YOUR TASK:
Give as output the line that contains "Give me a plain-text", followed by every remaining line of the entries, unchanged and with nothing added.

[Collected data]
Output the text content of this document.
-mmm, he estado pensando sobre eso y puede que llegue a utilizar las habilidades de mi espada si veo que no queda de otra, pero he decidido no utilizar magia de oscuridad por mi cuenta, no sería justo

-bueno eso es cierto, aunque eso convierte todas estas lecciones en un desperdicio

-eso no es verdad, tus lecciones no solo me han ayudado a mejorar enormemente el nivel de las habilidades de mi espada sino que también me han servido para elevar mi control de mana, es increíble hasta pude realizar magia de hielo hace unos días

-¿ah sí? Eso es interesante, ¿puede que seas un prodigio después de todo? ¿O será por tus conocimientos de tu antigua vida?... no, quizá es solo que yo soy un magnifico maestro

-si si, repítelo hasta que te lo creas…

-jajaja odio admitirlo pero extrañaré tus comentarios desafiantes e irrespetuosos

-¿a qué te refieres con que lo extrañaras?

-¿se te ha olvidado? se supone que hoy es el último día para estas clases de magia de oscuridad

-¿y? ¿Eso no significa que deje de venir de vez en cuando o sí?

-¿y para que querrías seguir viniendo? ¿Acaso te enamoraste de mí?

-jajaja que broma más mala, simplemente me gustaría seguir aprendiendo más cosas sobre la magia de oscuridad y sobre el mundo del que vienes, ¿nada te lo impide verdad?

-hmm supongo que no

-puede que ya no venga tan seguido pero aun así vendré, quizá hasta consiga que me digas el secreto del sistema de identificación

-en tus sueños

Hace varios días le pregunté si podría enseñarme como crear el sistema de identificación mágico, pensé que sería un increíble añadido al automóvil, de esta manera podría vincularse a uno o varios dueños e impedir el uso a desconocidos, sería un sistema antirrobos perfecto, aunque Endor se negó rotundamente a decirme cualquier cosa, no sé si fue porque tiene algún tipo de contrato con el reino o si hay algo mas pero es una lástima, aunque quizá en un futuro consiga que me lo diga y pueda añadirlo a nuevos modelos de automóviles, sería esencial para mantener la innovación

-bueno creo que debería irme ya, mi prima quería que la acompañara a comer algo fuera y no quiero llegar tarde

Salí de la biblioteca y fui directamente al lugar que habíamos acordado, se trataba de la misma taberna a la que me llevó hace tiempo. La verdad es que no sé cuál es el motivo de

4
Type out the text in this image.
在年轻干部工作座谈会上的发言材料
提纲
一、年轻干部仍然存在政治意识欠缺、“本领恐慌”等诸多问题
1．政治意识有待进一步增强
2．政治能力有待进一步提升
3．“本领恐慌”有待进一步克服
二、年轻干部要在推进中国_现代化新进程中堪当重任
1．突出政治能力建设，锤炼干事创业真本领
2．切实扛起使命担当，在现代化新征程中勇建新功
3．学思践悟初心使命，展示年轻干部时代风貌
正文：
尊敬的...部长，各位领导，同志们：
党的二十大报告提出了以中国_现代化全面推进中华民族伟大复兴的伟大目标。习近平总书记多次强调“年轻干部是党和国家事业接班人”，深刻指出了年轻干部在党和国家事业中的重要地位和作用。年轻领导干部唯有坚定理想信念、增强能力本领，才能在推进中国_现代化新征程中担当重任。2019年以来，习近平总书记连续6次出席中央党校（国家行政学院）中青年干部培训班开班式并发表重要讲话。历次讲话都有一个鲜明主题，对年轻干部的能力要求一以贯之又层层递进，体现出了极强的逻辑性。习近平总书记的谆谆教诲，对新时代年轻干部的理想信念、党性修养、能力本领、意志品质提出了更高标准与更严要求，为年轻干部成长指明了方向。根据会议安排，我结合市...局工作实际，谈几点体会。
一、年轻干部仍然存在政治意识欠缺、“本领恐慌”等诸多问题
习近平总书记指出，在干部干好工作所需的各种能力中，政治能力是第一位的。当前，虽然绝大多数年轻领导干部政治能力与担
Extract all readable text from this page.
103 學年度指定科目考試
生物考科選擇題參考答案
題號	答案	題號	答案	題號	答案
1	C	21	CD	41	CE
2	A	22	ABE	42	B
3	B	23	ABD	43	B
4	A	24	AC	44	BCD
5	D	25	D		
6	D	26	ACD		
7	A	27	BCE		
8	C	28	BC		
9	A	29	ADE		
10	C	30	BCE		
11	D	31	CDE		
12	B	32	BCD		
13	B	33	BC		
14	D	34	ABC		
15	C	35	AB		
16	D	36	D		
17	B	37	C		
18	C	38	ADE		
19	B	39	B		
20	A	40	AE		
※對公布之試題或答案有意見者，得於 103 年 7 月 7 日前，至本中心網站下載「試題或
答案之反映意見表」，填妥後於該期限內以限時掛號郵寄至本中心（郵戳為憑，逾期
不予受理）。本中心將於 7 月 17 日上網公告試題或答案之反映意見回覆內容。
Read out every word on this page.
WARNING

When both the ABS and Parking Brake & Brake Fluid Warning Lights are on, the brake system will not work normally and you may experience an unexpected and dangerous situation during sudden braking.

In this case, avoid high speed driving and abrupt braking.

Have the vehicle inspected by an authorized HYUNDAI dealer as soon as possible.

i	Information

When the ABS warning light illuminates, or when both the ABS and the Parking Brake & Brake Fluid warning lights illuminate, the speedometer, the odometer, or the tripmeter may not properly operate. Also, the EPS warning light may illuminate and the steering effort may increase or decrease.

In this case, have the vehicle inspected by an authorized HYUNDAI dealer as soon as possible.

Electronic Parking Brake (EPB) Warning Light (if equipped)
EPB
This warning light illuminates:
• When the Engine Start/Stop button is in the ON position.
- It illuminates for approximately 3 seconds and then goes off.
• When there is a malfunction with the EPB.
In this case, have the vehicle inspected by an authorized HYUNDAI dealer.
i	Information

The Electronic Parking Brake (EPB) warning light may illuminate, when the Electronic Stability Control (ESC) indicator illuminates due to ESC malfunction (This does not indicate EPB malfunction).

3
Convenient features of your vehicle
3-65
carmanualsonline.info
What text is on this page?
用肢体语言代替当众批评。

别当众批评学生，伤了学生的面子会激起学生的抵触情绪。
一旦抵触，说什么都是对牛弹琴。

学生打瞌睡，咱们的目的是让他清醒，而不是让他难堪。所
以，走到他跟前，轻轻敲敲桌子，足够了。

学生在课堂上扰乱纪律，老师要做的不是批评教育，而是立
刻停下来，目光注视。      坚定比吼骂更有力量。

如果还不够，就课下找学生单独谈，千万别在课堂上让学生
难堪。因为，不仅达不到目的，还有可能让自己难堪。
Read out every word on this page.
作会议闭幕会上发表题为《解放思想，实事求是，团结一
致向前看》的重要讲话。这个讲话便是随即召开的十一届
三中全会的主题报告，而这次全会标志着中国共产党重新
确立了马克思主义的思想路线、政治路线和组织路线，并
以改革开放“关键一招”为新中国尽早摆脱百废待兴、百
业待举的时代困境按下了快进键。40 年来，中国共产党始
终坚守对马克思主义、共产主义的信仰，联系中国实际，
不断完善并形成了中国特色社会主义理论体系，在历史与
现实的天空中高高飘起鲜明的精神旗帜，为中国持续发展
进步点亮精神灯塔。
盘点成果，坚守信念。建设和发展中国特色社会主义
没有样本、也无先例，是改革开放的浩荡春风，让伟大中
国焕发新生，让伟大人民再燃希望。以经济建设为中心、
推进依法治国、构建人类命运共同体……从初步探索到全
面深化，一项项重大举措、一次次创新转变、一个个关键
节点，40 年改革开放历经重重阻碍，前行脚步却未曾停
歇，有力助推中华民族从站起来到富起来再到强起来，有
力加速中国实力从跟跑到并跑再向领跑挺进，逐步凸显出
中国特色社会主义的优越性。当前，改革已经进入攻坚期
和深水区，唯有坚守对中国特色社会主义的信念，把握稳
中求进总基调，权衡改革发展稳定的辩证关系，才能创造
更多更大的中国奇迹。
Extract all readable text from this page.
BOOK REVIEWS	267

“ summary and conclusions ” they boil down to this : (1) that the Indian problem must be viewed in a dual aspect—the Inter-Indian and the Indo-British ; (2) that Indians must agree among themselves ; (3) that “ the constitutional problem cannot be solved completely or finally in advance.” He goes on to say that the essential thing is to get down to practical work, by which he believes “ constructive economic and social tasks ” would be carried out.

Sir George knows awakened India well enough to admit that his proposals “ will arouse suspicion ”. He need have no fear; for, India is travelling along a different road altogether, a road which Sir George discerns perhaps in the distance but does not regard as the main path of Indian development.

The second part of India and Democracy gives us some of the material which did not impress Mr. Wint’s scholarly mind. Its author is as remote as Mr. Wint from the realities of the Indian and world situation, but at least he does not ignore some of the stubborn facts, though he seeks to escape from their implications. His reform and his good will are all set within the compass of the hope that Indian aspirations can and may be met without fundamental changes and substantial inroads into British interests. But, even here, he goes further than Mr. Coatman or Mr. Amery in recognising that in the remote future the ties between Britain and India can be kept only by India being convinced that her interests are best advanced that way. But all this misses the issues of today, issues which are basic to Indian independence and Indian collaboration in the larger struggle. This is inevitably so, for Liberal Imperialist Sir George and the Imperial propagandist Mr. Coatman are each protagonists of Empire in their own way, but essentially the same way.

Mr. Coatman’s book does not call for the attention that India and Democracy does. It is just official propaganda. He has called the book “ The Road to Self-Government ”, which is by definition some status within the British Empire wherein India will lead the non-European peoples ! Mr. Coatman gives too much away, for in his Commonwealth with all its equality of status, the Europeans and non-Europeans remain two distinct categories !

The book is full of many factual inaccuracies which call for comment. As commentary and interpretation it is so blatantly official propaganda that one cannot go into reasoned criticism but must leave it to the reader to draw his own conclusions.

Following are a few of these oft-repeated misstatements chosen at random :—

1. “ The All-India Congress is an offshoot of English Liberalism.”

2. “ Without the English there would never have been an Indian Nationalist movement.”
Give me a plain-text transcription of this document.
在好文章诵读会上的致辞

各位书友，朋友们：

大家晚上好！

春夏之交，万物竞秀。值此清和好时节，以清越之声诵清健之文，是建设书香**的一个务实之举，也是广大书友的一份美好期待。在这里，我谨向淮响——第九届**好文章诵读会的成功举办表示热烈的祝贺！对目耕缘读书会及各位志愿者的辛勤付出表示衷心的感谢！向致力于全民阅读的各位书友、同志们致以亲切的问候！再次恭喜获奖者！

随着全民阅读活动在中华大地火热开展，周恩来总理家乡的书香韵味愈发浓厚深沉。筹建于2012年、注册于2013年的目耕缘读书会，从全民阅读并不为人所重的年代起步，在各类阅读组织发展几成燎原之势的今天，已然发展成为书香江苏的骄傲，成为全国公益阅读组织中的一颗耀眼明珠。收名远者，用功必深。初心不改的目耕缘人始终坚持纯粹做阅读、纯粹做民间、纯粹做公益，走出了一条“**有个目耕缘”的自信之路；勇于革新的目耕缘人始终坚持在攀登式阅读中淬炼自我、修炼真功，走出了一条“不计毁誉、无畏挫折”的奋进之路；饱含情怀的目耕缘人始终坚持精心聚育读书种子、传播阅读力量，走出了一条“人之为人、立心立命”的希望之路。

TASK RESULT:
Give me a plain-text transcription of this document.
在好文章诵读会上的致辞

各位书友，朋友们：

大家晚上好！

春夏之交，万物竞秀。值此清和好时节，以清越之声诵清健之文，是建设书香**的一个务实之举，也是广大书友的一份美好期待。在这里，我谨向淮响——第九届**好文章诵读会的成功举办表示热烈的祝贺！对目耕缘读书会及各位志愿者的辛勤付出表示衷心的感谢！向致力于全民阅读的各位书友、同志们致以亲切的问候！再次恭喜获奖者！

随着全民阅读活动在中华大地火热开展，周恩来总理家乡的书香韵味愈发浓厚深沉。筹建于2012年、注册于2013年的目耕缘读书会，从全民阅读并不为人所重的年代起步，在各类阅读组织发展几成燎原之势的今天，已然发展成为书香江苏的骄傲，成为全国公益阅读组织中的一颗耀眼明珠。收名远者，用功必深。初心不改的目耕缘人始终坚持纯粹做阅读、纯粹做民间、纯粹做公益，走出了一条“**有个目耕缘”的自信之路；勇于革新的目耕缘人始终坚持在攀登式阅读中淬炼自我、修炼真功，走出了一条“不计毁誉、无畏挫折”的奋进之路；饱含情怀的目耕缘人始终坚持精心聚育读书种子、传播阅读力量，走出了一条“人之为人、立心立命”的希望之路。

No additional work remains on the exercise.